(Data extracted from a collection)
***

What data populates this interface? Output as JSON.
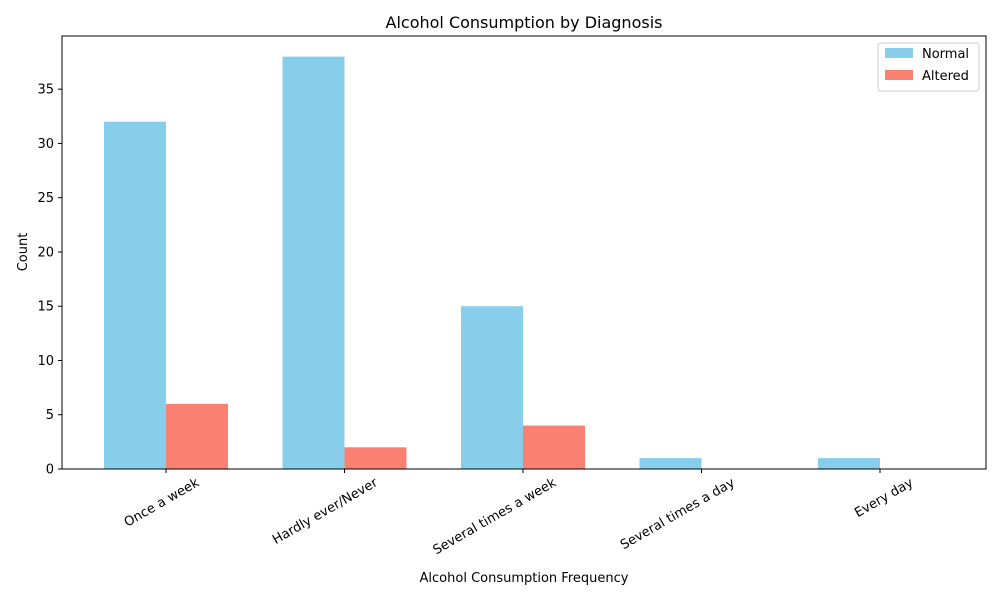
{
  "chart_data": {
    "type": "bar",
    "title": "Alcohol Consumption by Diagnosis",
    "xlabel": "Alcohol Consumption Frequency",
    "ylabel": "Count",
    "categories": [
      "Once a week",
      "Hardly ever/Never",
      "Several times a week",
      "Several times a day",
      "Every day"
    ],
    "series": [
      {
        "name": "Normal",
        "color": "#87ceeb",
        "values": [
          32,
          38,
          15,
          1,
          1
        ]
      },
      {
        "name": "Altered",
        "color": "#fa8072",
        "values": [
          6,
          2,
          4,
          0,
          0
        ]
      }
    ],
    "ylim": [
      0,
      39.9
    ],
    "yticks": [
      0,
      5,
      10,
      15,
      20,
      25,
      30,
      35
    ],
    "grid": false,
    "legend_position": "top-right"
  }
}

***

_REQUIREMENT_:
Reproduce all entries without any change, and omit the pictures.

_EXERCISE ANSWER_:
What data populates this interface? Output as JSON.
{
  "chart_data": {
    "type": "bar",
    "title": "Alcohol Consumption by Diagnosis",
    "xlabel": "Alcohol Consumption Frequency",
    "ylabel": "Count",
    "categories": [
      "Once a week",
      "Hardly ever/Never",
      "Several times a week",
      "Several times a day",
      "Every day"
    ],
    "series": [
      {
        "name": "Normal",
        "color": "#87ceeb",
        "values": [
          32,
          38,
          15,
          1,
          1
        ]
      },
      {
        "name": "Altered",
        "color": "#fa8072",
        "values": [
          6,
          2,
          4,
          0,
          0
        ]
      }
    ],
    "ylim": [
      0,
      39.9
    ],
    "yticks": [
      0,
      5,
      10,
      15,
      20,
      25,
      30,
      35
    ],
    "grid": false,
    "legend_position": "top-right"
  }
}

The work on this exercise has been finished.